All of the data must be printed exactly; please include every line.

## START

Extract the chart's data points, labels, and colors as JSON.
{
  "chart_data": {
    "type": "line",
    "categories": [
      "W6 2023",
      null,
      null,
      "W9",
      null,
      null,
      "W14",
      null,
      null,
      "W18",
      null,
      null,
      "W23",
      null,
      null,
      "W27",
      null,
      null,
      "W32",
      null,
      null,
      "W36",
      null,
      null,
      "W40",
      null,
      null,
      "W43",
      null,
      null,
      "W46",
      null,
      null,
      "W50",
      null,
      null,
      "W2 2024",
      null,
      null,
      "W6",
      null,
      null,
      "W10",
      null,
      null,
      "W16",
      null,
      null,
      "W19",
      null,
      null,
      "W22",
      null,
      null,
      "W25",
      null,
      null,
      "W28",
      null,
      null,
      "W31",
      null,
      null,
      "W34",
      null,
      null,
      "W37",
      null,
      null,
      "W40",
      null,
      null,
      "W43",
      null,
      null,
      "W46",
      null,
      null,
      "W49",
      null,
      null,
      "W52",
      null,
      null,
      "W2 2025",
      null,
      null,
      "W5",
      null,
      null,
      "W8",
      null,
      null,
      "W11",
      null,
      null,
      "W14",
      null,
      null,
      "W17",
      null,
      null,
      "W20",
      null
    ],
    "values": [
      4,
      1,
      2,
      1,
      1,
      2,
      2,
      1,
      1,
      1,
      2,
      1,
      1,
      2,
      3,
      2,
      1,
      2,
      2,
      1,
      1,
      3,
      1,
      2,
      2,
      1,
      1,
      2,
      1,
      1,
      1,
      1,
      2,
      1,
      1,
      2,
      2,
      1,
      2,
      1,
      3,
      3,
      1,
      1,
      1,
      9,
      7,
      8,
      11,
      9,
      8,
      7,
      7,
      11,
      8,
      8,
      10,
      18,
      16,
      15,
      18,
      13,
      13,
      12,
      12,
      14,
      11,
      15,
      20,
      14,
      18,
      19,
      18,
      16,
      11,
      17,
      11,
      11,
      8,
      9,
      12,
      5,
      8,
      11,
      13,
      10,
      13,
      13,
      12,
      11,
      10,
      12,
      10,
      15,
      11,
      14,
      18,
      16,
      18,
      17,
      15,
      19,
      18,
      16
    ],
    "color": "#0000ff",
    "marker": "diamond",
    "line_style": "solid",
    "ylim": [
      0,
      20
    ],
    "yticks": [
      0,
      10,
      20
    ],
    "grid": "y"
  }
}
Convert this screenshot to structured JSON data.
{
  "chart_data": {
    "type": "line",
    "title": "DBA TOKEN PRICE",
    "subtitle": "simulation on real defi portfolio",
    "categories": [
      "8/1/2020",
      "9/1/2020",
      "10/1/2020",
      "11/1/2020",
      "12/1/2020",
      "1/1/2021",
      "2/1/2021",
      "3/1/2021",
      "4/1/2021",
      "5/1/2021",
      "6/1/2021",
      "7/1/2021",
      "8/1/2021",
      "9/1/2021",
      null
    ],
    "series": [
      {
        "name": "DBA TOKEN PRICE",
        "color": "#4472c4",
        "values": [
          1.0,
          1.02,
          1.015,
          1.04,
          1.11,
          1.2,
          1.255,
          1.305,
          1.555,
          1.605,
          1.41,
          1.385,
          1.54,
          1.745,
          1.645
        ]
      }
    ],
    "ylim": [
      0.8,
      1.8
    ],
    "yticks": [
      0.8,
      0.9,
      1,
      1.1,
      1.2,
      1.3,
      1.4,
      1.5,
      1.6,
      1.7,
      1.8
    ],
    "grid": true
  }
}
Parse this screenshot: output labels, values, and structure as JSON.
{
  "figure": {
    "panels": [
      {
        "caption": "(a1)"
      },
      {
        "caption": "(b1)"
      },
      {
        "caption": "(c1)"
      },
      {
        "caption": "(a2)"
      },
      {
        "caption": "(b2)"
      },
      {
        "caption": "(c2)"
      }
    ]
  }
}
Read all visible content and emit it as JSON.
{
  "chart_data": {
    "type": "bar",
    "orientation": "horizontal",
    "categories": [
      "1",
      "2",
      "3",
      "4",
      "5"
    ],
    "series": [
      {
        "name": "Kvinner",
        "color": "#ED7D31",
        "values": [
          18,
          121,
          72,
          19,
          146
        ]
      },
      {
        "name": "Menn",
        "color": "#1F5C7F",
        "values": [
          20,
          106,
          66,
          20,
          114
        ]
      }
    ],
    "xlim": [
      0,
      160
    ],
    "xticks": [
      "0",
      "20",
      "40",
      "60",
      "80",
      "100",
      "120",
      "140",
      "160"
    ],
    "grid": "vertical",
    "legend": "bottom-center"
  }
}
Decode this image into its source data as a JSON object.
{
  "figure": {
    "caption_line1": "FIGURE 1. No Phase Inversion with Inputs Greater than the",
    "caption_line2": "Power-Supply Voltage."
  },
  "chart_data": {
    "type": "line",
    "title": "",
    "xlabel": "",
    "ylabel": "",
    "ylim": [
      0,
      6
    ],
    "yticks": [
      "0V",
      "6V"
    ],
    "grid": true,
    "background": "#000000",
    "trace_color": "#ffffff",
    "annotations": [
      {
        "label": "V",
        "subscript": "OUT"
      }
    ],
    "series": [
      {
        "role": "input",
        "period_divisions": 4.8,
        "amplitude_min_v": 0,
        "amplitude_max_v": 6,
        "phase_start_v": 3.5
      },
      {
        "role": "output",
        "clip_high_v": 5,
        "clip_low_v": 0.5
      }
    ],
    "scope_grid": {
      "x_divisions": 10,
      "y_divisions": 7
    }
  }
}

## END

■ **WRITTEN SOLUTION**
Extract the chart's data points, labels, and colors as JSON.
{
  "chart_data": {
    "type": "line",
    "categories": [
      "W6 2023",
      null,
      null,
      "W9",
      null,
      null,
      "W14",
      null,
      null,
      "W18",
      null,
      null,
      "W23",
      null,
      null,
      "W27",
      null,
      null,
      "W32",
      null,
      null,
      "W36",
      null,
      null,
      "W40",
      null,
      null,
      "W43",
      null,
      null,
      "W46",
      null,
      null,
      "W50",
      null,
      null,
      "W2 2024",
      null,
      null,
      "W6",
      null,
      null,
      "W10",
      null,
      null,
      "W16",
      null,
      null,
      "W19",
      null,
      null,
      "W22",
      null,
      null,
      "W25",
      null,
      null,
      "W28",
      null,
      null,
      "W31",
      null,
      null,
      "W34",
      null,
      null,
      "W37",
      null,
      null,
      "W40",
      null,
      null,
      "W43",
      null,
      null,
      "W46",
      null,
      null,
      "W49",
      null,
      null,
      "W52",
      null,
      null,
      "W2 2025",
      null,
      null,
      "W5",
      null,
      null,
      "W8",
      null,
      null,
      "W11",
      null,
      null,
      "W14",
      null,
      null,
      "W17",
      null,
      null,
      "W20",
      null
    ],
    "values": [
      4,
      1,
      2,
      1,
      1,
      2,
      2,
      1,
      1,
      1,
      2,
      1,
      1,
      2,
      3,
      2,
      1,
      2,
      2,
      1,
      1,
      3,
      1,
      2,
      2,
      1,
      1,
      2,
      1,
      1,
      1,
      1,
      2,
      1,
      1,
      2,
      2,
      1,
      2,
      1,
      3,
      3,
      1,
      1,
      1,
      9,
      7,
      8,
      11,
      9,
      8,
      7,
      7,
      11,
      8,
      8,
      10,
      18,
      16,
      15,
      18,
      13,
      13,
      12,
      12,
      14,
      11,
      15,
      20,
      14,
      18,
      19,
      18,
      16,
      11,
      17,
      11,
      11,
      8,
      9,
      12,
      5,
      8,
      11,
      13,
      10,
      13,
      13,
      12,
      11,
      10,
      12,
      10,
      15,
      11,
      14,
      18,
      16,
      18,
      17,
      15,
      19,
      18,
      16
    ],
    "color": "#0000ff",
    "marker": "diamond",
    "line_style": "solid",
    "ylim": [
      0,
      20
    ],
    "yticks": [
      0,
      10,
      20
    ],
    "grid": "y"
  }
}
Convert this screenshot to structured JSON data.
{
  "chart_data": {
    "type": "line",
    "title": "DBA TOKEN PRICE",
    "subtitle": "simulation on real defi portfolio",
    "categories": [
      "8/1/2020",
      "9/1/2020",
      "10/1/2020",
      "11/1/2020",
      "12/1/2020",
      "1/1/2021",
      "2/1/2021",
      "3/1/2021",
      "4/1/2021",
      "5/1/2021",
      "6/1/2021",
      "7/1/2021",
      "8/1/2021",
      "9/1/2021",
      null
    ],
    "series": [
      {
        "name": "DBA TOKEN PRICE",
        "color": "#4472c4",
        "values": [
          1.0,
          1.02,
          1.015,
          1.04,
          1.11,
          1.2,
          1.255,
          1.305,
          1.555,
          1.605,
          1.41,
          1.385,
          1.54,
          1.745,
          1.645
        ]
      }
    ],
    "ylim": [
      0.8,
      1.8
    ],
    "yticks": [
      0.8,
      0.9,
      1,
      1.1,
      1.2,
      1.3,
      1.4,
      1.5,
      1.6,
      1.7,
      1.8
    ],
    "grid": true
  }
}
Parse this screenshot: output labels, values, and structure as JSON.
{
  "figure": {
    "panels": [
      {
        "caption": "(a1)"
      },
      {
        "caption": "(b1)"
      },
      {
        "caption": "(c1)"
      },
      {
        "caption": "(a2)"
      },
      {
        "caption": "(b2)"
      },
      {
        "caption": "(c2)"
      }
    ]
  }
}
Read all visible content and emit it as JSON.
{
  "chart_data": {
    "type": "bar",
    "orientation": "horizontal",
    "categories": [
      "1",
      "2",
      "3",
      "4",
      "5"
    ],
    "series": [
      {
        "name": "Kvinner",
        "color": "#ED7D31",
        "values": [
          18,
          121,
          72,
          19,
          146
        ]
      },
      {
        "name": "Menn",
        "color": "#1F5C7F",
        "values": [
          20,
          106,
          66,
          20,
          114
        ]
      }
    ],
    "xlim": [
      0,
      160
    ],
    "xticks": [
      "0",
      "20",
      "40",
      "60",
      "80",
      "100",
      "120",
      "140",
      "160"
    ],
    "grid": "vertical",
    "legend": "bottom-center"
  }
}
Decode this image into its source data as a JSON object.
{
  "figure": {
    "caption_line1": "FIGURE 1. No Phase Inversion with Inputs Greater than the",
    "caption_line2": "Power-Supply Voltage."
  },
  "chart_data": {
    "type": "line",
    "title": "",
    "xlabel": "",
    "ylabel": "",
    "ylim": [
      0,
      6
    ],
    "yticks": [
      "0V",
      "6V"
    ],
    "grid": true,
    "background": "#000000",
    "trace_color": "#ffffff",
    "annotations": [
      {
        "label": "V",
        "subscript": "OUT"
      }
    ],
    "series": [
      {
        "role": "input",
        "period_divisions": 4.8,
        "amplitude_min_v": 0,
        "amplitude_max_v": 6,
        "phase_start_v": 3.5
      },
      {
        "role": "output",
        "clip_high_v": 5,
        "clip_low_v": 0.5
      }
    ],
    "scope_grid": {
      "x_divisions": 10,
      "y_divisions": 7
    }
  }
}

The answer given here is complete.